PROBLEM DESCRIPTION – Here are some records. Copy each one exactly.

DATASET CONTENT –
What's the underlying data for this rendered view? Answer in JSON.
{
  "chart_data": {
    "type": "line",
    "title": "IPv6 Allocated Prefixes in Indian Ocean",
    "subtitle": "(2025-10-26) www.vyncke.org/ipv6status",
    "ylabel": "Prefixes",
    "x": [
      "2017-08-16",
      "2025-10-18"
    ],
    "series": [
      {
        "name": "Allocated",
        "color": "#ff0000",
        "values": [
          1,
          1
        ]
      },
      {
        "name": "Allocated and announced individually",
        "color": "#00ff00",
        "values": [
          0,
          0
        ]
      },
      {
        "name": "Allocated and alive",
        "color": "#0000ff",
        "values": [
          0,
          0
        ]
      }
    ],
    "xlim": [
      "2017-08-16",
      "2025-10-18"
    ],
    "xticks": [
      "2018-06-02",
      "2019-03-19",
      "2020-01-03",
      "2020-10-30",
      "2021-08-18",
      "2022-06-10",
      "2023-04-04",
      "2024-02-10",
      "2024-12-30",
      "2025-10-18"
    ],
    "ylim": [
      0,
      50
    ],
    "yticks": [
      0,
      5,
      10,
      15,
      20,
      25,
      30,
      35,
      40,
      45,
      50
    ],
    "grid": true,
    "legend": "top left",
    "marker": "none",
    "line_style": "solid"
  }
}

FULL SOLUTION –
What's the underlying data for this rendered view? Answer in JSON.
{
  "chart_data": {
    "type": "line",
    "title": "IPv6 Allocated Prefixes in Indian Ocean",
    "subtitle": "(2025-10-26) www.vyncke.org/ipv6status",
    "ylabel": "Prefixes",
    "x": [
      "2017-08-16",
      "2025-10-18"
    ],
    "series": [
      {
        "name": "Allocated",
        "color": "#ff0000",
        "values": [
          1,
          1
        ]
      },
      {
        "name": "Allocated and announced individually",
        "color": "#00ff00",
        "values": [
          0,
          0
        ]
      },
      {
        "name": "Allocated and alive",
        "color": "#0000ff",
        "values": [
          0,
          0
        ]
      }
    ],
    "xlim": [
      "2017-08-16",
      "2025-10-18"
    ],
    "xticks": [
      "2018-06-02",
      "2019-03-19",
      "2020-01-03",
      "2020-10-30",
      "2021-08-18",
      "2022-06-10",
      "2023-04-04",
      "2024-02-10",
      "2024-12-30",
      "2025-10-18"
    ],
    "ylim": [
      0,
      50
    ],
    "yticks": [
      0,
      5,
      10,
      15,
      20,
      25,
      30,
      35,
      40,
      45,
      50
    ],
    "grid": true,
    "legend": "top left",
    "marker": "none",
    "line_style": "solid"
  }
}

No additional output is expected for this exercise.